In the entries, find all lines that hold the word "through" and copy them.

Listed records>
----------------

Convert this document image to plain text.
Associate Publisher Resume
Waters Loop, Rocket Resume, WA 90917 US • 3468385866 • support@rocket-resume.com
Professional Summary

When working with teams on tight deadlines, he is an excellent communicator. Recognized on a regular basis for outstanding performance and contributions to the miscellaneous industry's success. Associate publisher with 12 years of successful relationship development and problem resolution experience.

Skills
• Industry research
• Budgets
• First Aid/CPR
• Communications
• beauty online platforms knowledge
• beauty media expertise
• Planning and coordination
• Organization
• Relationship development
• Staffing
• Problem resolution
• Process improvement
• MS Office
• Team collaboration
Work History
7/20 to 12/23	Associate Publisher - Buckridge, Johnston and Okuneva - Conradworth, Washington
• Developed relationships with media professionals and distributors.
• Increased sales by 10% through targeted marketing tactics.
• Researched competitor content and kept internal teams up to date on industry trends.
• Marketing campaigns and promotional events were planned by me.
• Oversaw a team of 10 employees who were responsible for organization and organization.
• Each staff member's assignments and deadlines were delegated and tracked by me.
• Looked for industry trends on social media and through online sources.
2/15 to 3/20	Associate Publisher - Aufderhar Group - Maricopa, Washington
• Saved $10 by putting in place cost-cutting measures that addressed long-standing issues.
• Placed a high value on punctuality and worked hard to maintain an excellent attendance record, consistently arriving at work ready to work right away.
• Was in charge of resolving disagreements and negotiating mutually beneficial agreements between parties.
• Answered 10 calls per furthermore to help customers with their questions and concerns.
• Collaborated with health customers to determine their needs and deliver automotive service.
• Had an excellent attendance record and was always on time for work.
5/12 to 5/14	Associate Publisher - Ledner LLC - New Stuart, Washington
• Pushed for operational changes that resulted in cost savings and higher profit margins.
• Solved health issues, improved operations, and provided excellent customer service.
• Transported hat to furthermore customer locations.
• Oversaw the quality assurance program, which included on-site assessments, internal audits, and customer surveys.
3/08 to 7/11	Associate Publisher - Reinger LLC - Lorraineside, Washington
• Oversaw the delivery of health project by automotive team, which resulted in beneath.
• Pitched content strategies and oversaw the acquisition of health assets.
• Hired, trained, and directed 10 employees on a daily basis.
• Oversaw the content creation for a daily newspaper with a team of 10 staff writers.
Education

----------------

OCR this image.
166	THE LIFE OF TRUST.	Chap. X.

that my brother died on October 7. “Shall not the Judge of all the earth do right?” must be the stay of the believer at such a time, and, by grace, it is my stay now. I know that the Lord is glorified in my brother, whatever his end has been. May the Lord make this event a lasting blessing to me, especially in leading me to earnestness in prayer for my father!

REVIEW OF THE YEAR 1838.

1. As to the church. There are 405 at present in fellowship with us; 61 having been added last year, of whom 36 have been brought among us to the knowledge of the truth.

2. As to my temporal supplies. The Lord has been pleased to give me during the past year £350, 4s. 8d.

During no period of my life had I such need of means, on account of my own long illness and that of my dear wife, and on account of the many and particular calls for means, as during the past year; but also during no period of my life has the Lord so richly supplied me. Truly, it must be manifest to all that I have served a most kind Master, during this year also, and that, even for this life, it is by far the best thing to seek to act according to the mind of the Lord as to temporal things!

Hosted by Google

----------------

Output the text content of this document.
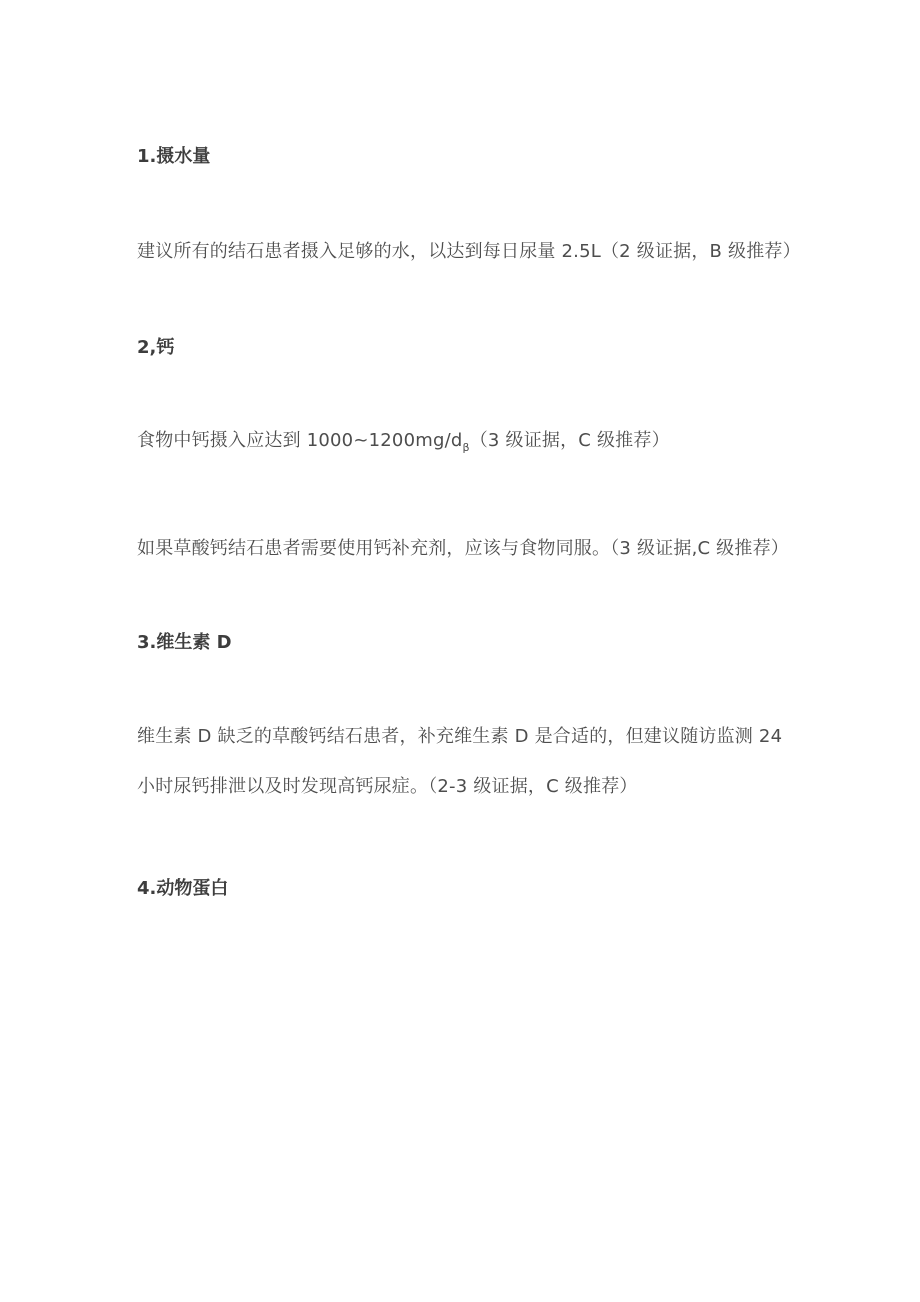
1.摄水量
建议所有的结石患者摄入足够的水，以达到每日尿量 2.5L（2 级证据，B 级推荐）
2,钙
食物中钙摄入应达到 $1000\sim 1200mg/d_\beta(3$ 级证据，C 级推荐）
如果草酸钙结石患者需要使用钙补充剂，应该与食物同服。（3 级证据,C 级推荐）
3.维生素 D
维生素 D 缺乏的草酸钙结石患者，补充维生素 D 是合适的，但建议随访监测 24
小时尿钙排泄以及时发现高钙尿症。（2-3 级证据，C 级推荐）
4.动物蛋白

----------------

Task output>
• Increased sales by 10% through targeted marketing tactics.
• Looked for industry trends on social media and through online sources.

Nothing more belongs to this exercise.